Task statement
Repeat each entry as written and leave the images out of the copy.

Data provided
--- begin ---
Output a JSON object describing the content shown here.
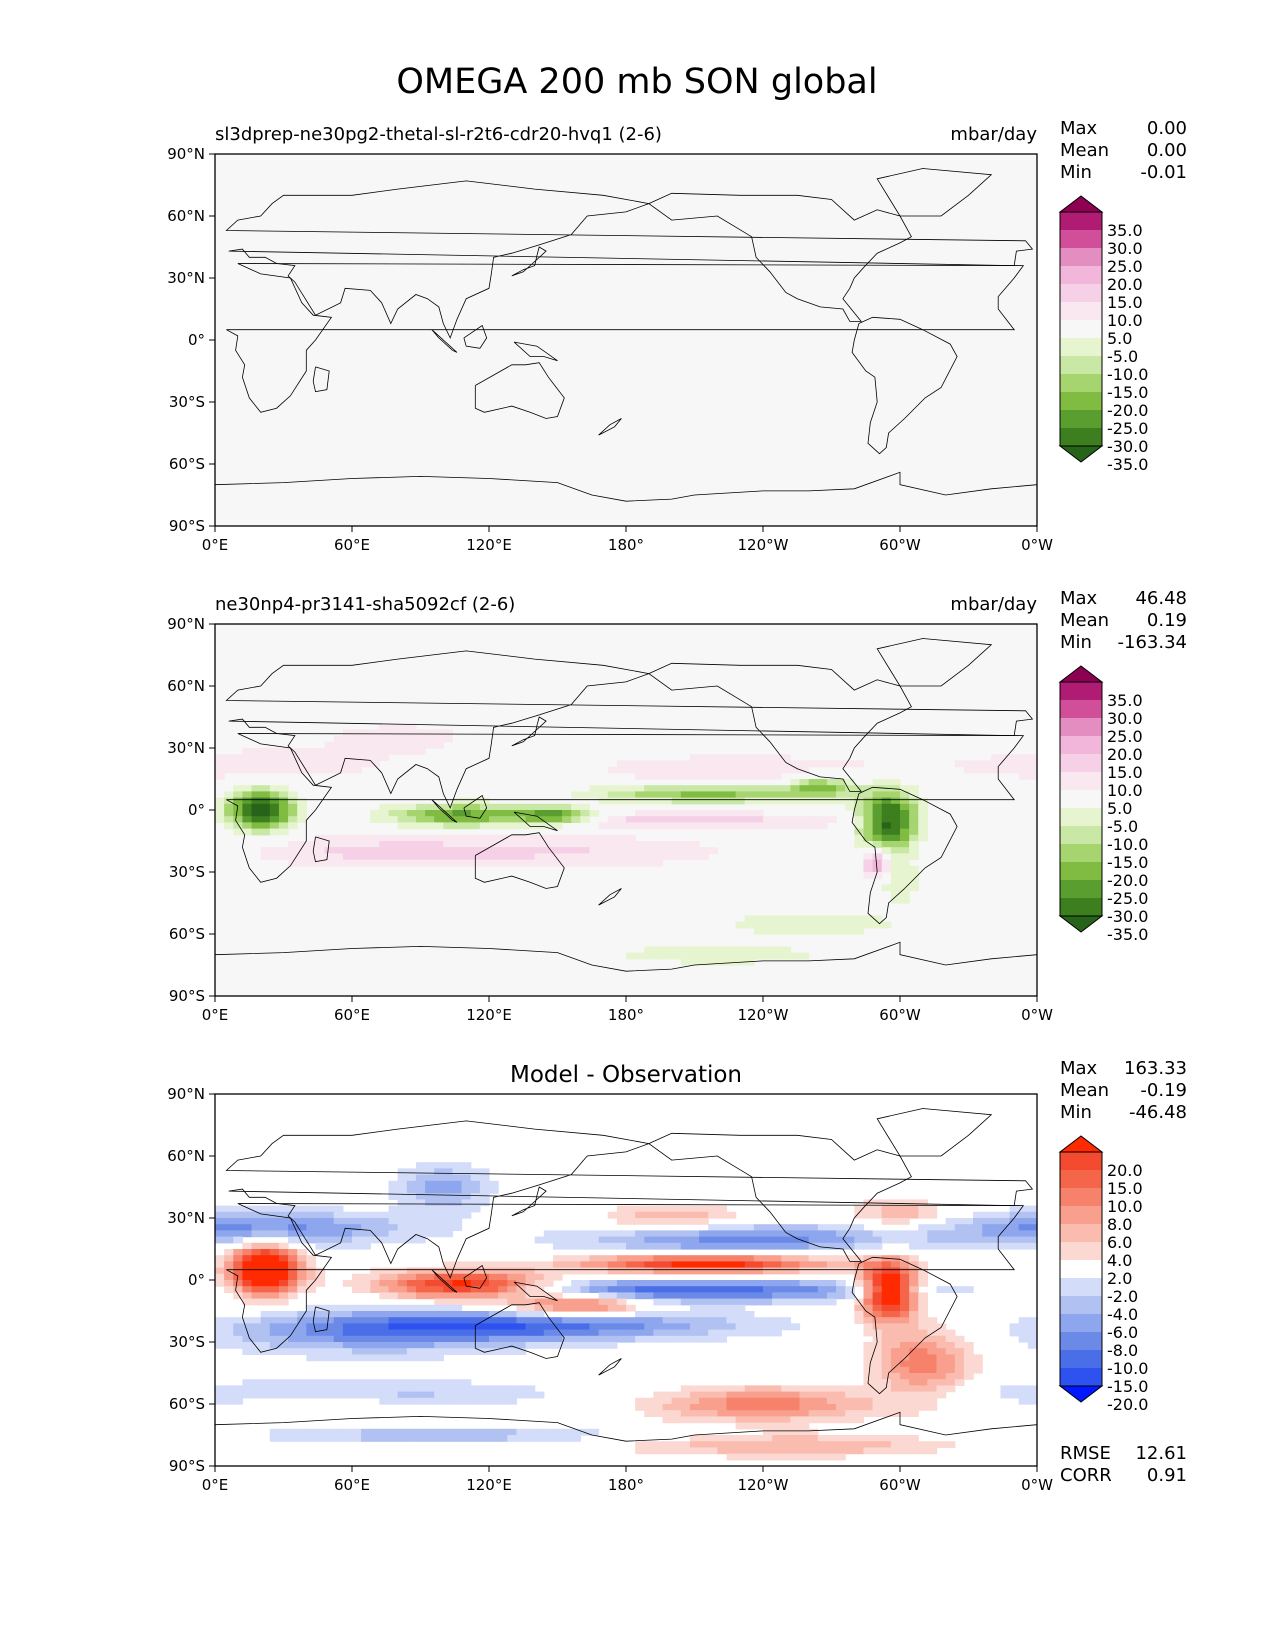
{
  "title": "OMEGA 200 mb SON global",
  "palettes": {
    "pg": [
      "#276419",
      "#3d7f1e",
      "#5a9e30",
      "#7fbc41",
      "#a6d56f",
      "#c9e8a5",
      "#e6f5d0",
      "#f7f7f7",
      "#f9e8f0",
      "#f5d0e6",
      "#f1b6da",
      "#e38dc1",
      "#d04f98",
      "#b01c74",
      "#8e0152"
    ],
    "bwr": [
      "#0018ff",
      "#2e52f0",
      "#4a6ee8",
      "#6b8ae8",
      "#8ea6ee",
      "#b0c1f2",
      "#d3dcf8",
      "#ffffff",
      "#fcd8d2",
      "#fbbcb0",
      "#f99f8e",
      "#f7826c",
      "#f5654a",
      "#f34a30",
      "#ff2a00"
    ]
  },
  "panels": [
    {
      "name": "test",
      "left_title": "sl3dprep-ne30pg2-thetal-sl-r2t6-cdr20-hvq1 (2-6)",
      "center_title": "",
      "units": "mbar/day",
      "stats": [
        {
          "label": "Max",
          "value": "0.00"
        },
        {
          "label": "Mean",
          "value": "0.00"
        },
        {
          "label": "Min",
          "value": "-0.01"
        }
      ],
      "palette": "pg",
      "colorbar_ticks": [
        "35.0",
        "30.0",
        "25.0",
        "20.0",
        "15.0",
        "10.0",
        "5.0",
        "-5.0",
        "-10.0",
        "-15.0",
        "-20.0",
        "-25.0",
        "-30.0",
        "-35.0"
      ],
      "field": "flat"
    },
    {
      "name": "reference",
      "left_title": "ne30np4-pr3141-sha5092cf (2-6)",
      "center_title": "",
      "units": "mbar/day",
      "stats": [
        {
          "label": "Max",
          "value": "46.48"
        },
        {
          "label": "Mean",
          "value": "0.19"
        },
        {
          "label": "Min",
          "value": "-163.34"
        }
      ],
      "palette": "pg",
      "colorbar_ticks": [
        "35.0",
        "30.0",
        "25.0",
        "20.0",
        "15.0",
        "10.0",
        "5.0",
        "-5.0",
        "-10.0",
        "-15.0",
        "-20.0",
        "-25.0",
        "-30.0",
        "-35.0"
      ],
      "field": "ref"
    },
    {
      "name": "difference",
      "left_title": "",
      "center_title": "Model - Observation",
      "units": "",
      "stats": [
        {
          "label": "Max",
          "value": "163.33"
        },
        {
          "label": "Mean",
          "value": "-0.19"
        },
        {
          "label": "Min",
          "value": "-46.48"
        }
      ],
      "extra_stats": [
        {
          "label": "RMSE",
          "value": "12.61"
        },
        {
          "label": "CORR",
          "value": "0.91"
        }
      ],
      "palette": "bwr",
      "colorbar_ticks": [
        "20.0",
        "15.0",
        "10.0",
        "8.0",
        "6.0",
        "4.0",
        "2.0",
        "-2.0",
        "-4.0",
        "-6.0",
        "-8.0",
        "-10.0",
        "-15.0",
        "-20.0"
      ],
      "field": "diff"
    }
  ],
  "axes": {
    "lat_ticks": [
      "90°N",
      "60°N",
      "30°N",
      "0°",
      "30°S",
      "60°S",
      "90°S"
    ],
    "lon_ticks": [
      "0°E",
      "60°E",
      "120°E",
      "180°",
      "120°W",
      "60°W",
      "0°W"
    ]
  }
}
--- end ---
The reply
Output a JSON object describing the content shown here.
{
  "title": "OMEGA 200 mb SON global",
  "palettes": {
    "pg": [
      "#276419",
      "#3d7f1e",
      "#5a9e30",
      "#7fbc41",
      "#a6d56f",
      "#c9e8a5",
      "#e6f5d0",
      "#f7f7f7",
      "#f9e8f0",
      "#f5d0e6",
      "#f1b6da",
      "#e38dc1",
      "#d04f98",
      "#b01c74",
      "#8e0152"
    ],
    "bwr": [
      "#0018ff",
      "#2e52f0",
      "#4a6ee8",
      "#6b8ae8",
      "#8ea6ee",
      "#b0c1f2",
      "#d3dcf8",
      "#ffffff",
      "#fcd8d2",
      "#fbbcb0",
      "#f99f8e",
      "#f7826c",
      "#f5654a",
      "#f34a30",
      "#ff2a00"
    ]
  },
  "panels": [
    {
      "name": "test",
      "left_title": "sl3dprep-ne30pg2-thetal-sl-r2t6-cdr20-hvq1 (2-6)",
      "center_title": "",
      "units": "mbar/day",
      "stats": [
        {
          "label": "Max",
          "value": "0.00"
        },
        {
          "label": "Mean",
          "value": "0.00"
        },
        {
          "label": "Min",
          "value": "-0.01"
        }
      ],
      "palette": "pg",
      "colorbar_ticks": [
        "35.0",
        "30.0",
        "25.0",
        "20.0",
        "15.0",
        "10.0",
        "5.0",
        "-5.0",
        "-10.0",
        "-15.0",
        "-20.0",
        "-25.0",
        "-30.0",
        "-35.0"
      ],
      "field": "flat"
    },
    {
      "name": "reference",
      "left_title": "ne30np4-pr3141-sha5092cf (2-6)",
      "center_title": "",
      "units": "mbar/day",
      "stats": [
        {
          "label": "Max",
          "value": "46.48"
        },
        {
          "label": "Mean",
          "value": "0.19"
        },
        {
          "label": "Min",
          "value": "-163.34"
        }
      ],
      "palette": "pg",
      "colorbar_ticks": [
        "35.0",
        "30.0",
        "25.0",
        "20.0",
        "15.0",
        "10.0",
        "5.0",
        "-5.0",
        "-10.0",
        "-15.0",
        "-20.0",
        "-25.0",
        "-30.0",
        "-35.0"
      ],
      "field": "ref"
    },
    {
      "name": "difference",
      "left_title": "",
      "center_title": "Model - Observation",
      "units": "",
      "stats": [
        {
          "label": "Max",
          "value": "163.33"
        },
        {
          "label": "Mean",
          "value": "-0.19"
        },
        {
          "label": "Min",
          "value": "-46.48"
        }
      ],
      "extra_stats": [
        {
          "label": "RMSE",
          "value": "12.61"
        },
        {
          "label": "CORR",
          "value": "0.91"
        }
      ],
      "palette": "bwr",
      "colorbar_ticks": [
        "20.0",
        "15.0",
        "10.0",
        "8.0",
        "6.0",
        "4.0",
        "2.0",
        "-2.0",
        "-4.0",
        "-6.0",
        "-8.0",
        "-10.0",
        "-15.0",
        "-20.0"
      ],
      "field": "diff"
    }
  ],
  "axes": {
    "lat_ticks": [
      "90°N",
      "60°N",
      "30°N",
      "0°",
      "30°S",
      "60°S",
      "90°S"
    ],
    "lon_ticks": [
      "0°E",
      "60°E",
      "120°E",
      "180°",
      "120°W",
      "60°W",
      "0°W"
    ]
  }
}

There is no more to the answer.